- INSTRUCTIONS TO FOLLOW
In the listing, begin at the line that has "section-title: Examen en" and stop after the line that has "committee-card[interactable]: Commission des". Rewrite only those lines, changing "Commission des lois" to "Commission des finances" and leaving everything else untouched.

- RECORD EXCERPTS
# # #

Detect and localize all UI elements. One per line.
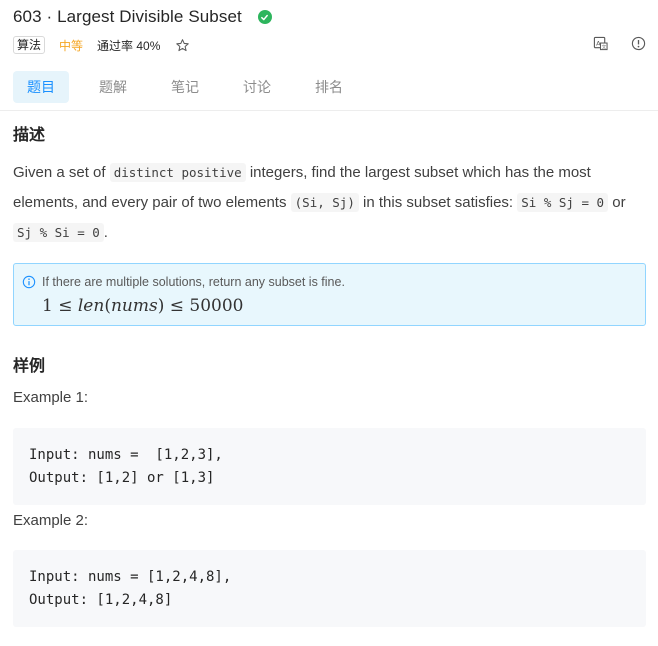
report-icon[interactable]: [630, 35, 646, 51]
inline-code: Si % Sj = 0: [517, 193, 609, 212]
constraint-part: nums: [110, 296, 158, 316]
meta-row: 算法 中等 通过率 40%: [13, 35, 190, 55]
desc-text-4: or: [608, 194, 626, 211]
problem-title: 603 · Largest Divisible Subset: [13, 7, 242, 26]
constraint-part: ) ≤ 50000: [157, 296, 244, 316]
star-icon[interactable]: [174, 37, 190, 53]
inline-code: distinct positive: [109, 163, 246, 182]
header-divider: [0, 110, 658, 111]
constraint-part: len: [77, 296, 105, 316]
constraint-part: (: [104, 296, 111, 316]
example-code-block: Input: nums = [1,2,4,8], Output: [1,2,4,…: [13, 550, 646, 627]
tab-problem[interactable]: 题目: [13, 71, 69, 103]
example-label: Example 1:: [13, 389, 89, 406]
description-heading: 描述: [13, 127, 46, 144]
examples-heading: 样例: [13, 358, 46, 375]
translate-icon[interactable]: A文: [592, 35, 608, 51]
acceptance-rate: 通过率 40%: [97, 38, 161, 53]
note-line: If there are multiple solutions, return …: [22, 275, 345, 289]
tab-discuss[interactable]: 讨论: [229, 71, 285, 103]
tab-bar: 题目 题解 笔记 讨论 排名: [13, 71, 373, 103]
example-label: Example 2:: [13, 512, 89, 529]
example-code-block: Input: nums = [1,2,3], Output: [1,2] or …: [13, 428, 646, 505]
inline-code: Sj % Si = 0: [13, 223, 104, 242]
note-text: If there are multiple solutions, return …: [42, 275, 345, 289]
header-actions: A文: [592, 35, 646, 51]
description-section: 描述 Given a set of distinct positive inte…: [13, 124, 646, 248]
problem-header: 603 · Largest Divisible Subset 算法 中等 通过率…: [0, 0, 658, 110]
description-text: Given a set of distinct positive integer…: [13, 158, 646, 248]
constraint-text: 1 ≤ len(nums) ≤ 50000: [42, 296, 243, 316]
constraint-part: 1 ≤: [42, 296, 78, 316]
desc-text-1: Given a set of: [13, 164, 110, 181]
info-icon: [22, 275, 36, 289]
tab-notes[interactable]: 笔记: [157, 71, 213, 103]
category-tag[interactable]: 算法: [13, 36, 46, 54]
title-row: 603 · Largest Divisible Subset: [13, 6, 272, 28]
info-note: If there are multiple solutions, return …: [13, 263, 646, 326]
desc-text-5: .: [103, 224, 108, 241]
solved-check-icon: [257, 10, 272, 24]
tab-ranking[interactable]: 排名: [301, 71, 357, 103]
desc-text-3: in this subset satisfies:: [358, 194, 518, 211]
tab-solutions[interactable]: 题解: [85, 71, 141, 103]
inline-code: (Si, Sj): [290, 193, 359, 212]
difficulty-label: 中等: [59, 38, 84, 53]
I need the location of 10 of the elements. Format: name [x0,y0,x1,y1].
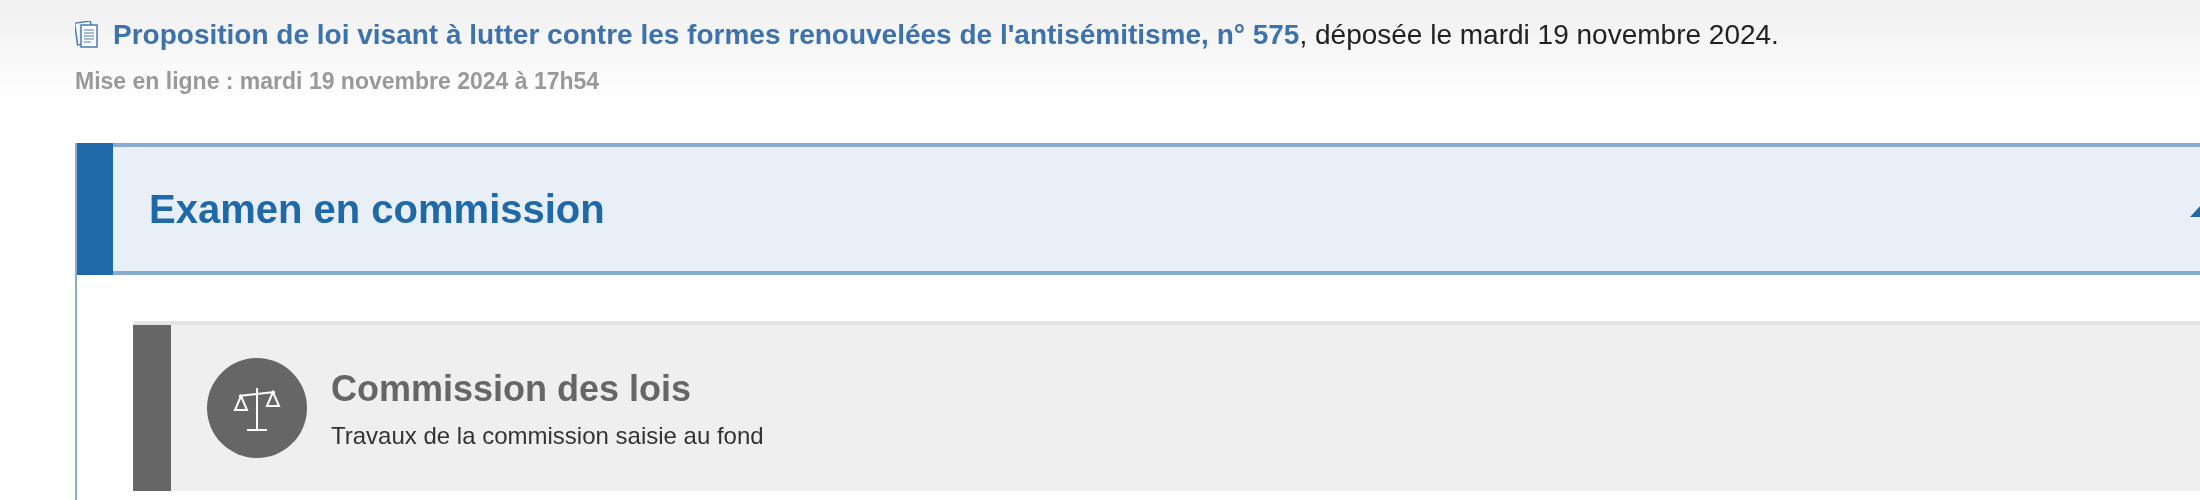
section-title: Examen en commission [149,185,605,233]
card-title: Commission des lois [331,366,693,411]
document-icon [75,21,99,49]
committee-card[interactable]: Commission des lois Travaux de la commission saisie au fond [133,320,2200,491]
document-sentence: Proposition de loi visant à lutter contre les formes renouvelées de l'antisémitisme, n° 575, déposée le mardi 19 novembre 2024. [113,18,1779,52]
section-header[interactable]: Examen en commission [77,142,2200,275]
scales-icon [207,357,307,458]
card-subtitle: Travaux de la commission saisie au fond [331,420,764,451]
publication-date: Mise en ligne : mardi 19 novembre 2024 à 17h54 [75,67,601,96]
document-link[interactable]: Proposition de loi visant à lutter contre les formes renouvelées de l'antisémitisme, n° 575 [113,19,1300,50]
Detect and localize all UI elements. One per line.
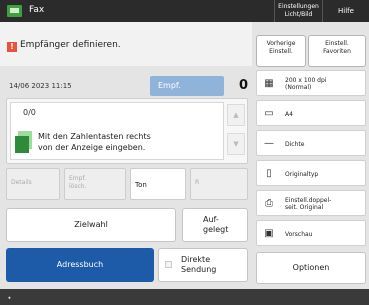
on-hook-label-1: Auf- (203, 215, 219, 224)
scroll-down-button[interactable]: ▼ (227, 133, 245, 155)
scroll-up-button[interactable]: ▲ (227, 104, 245, 126)
recipients-label: Empf. (150, 76, 224, 96)
side-item-resolution[interactable]: ▦ 200 x 100 dpi (Normal) (256, 70, 366, 96)
r-button[interactable]: R (190, 168, 248, 200)
entry-hint: Mit den Zahlentasten rechts von der Anze… (38, 131, 151, 153)
r-label: R (195, 179, 200, 186)
side-label-line1: Einstell.doppel- (285, 197, 332, 204)
alert-icon: ! (7, 42, 17, 52)
top-bar: Fax Einstellungen Licht/Bild Hilfe (0, 0, 369, 22)
brightness-settings-button[interactable]: Einstellungen Licht/Bild (274, 0, 322, 22)
help-button[interactable]: Hilfe (322, 0, 369, 22)
delete-label-2: lösch. (69, 183, 87, 190)
on-hook-button[interactable]: Auf- gelegt (182, 208, 248, 242)
favorite-settings-button[interactable]: Einstell. Favoriten (308, 35, 366, 67)
resolution-icon: ▦ (264, 78, 274, 89)
recipients-count: 0 (238, 78, 248, 93)
direct-send-label-2: Sendung (181, 265, 217, 274)
paper-size-icon: ▭ (264, 108, 274, 119)
side-item-original-type[interactable]: ▯ Originaltyp (256, 160, 366, 186)
entry-panel: 0/0 Mit den Zahlentasten rechts von der … (6, 98, 248, 164)
direct-send-toggle-icon (165, 261, 172, 268)
fav-label-1: Einstell. (325, 40, 349, 47)
details-label: Details (11, 179, 32, 186)
side-item-paper-size[interactable]: ▭ A4 (256, 100, 366, 126)
direct-send-label-1: Direkte (181, 255, 211, 264)
options-button[interactable]: Optionen (256, 252, 366, 284)
details-button[interactable]: Details (6, 168, 60, 200)
hint-line-2: von der Anzeige eingeben. (38, 143, 146, 152)
previous-settings-button[interactable]: Vorherige Einstell. (256, 35, 306, 67)
prev-label-1: Vorherige (266, 40, 296, 47)
fav-label-2: Favoriten (323, 48, 351, 55)
density-icon: — (264, 138, 274, 149)
side-item-label: Dichte (285, 140, 305, 148)
hint-line-1: Mit den Zahlentasten rechts (38, 132, 151, 141)
settings-label-line2: Licht/Bild (284, 11, 313, 18)
side-label-line2: (Normal) (285, 84, 312, 91)
on-hook-label-2: gelegt (203, 225, 229, 234)
address-book-button[interactable]: Adressbuch (6, 248, 154, 282)
tone-button[interactable]: Ton (130, 168, 186, 200)
side-item-label: A4 (285, 110, 293, 118)
fax-icon (7, 5, 22, 17)
app-title: Fax (29, 5, 45, 15)
header: ! Empfänger definieren. (0, 22, 252, 66)
delete-recipient-button[interactable]: Empf. lösch. (64, 168, 126, 200)
duplex-original-icon: ⎙ (265, 198, 273, 209)
number-entry-box[interactable]: 0/0 Mit den Zahlentasten rechts von der … (10, 102, 224, 160)
speed-dial-button[interactable]: Zielwahl (6, 208, 176, 242)
side-item-label: Vorschau (285, 230, 313, 238)
original-type-icon: ▯ (266, 168, 272, 179)
side-label-line2: seit. Original (285, 204, 324, 211)
side-item-label: 200 x 100 dpi (Normal) (285, 71, 326, 97)
entry-counter: 0/0 (23, 108, 36, 117)
direct-send-button[interactable]: Direkte Sendung (158, 248, 248, 282)
lock-icon: ⬩ (8, 293, 11, 302)
prev-label-2: Einstell. (269, 48, 293, 55)
side-item-preview[interactable]: ▣ Vorschau (256, 220, 366, 246)
settings-label-line1: Einstellungen (278, 3, 319, 10)
preview-icon: ▣ (264, 228, 274, 239)
page-title: Empfänger definieren. (20, 40, 121, 50)
side-item-label: Einstell.doppel-seit. Original (285, 191, 331, 217)
footer-bar: ⬩ (0, 289, 369, 305)
side-item-density[interactable]: — Dichte (256, 130, 366, 156)
delete-label-1: Empf. (69, 175, 87, 182)
side-label-line1: 200 x 100 dpi (285, 77, 327, 84)
datetime: 14/06 2023 11:15 (9, 82, 72, 90)
keypad-icon (15, 131, 33, 153)
side-item-duplex-original[interactable]: ⎙ Einstell.doppel-seit. Original (256, 190, 366, 216)
side-item-label: Originaltyp (285, 170, 319, 178)
settings-side-menu: ▦ 200 x 100 dpi (Normal) ▭ A4 — Dichte ▯ … (256, 70, 366, 248)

# # #

- PROBLEM SOLUTION
section-title: Examen en commission [149,185,605,233]
card-title: Commission des finances [331,366,693,411]
document-icon [75,21,99,49]
committee-card[interactable]: Commission des finances Travaux de la commission saisie au fond [133,320,2200,491]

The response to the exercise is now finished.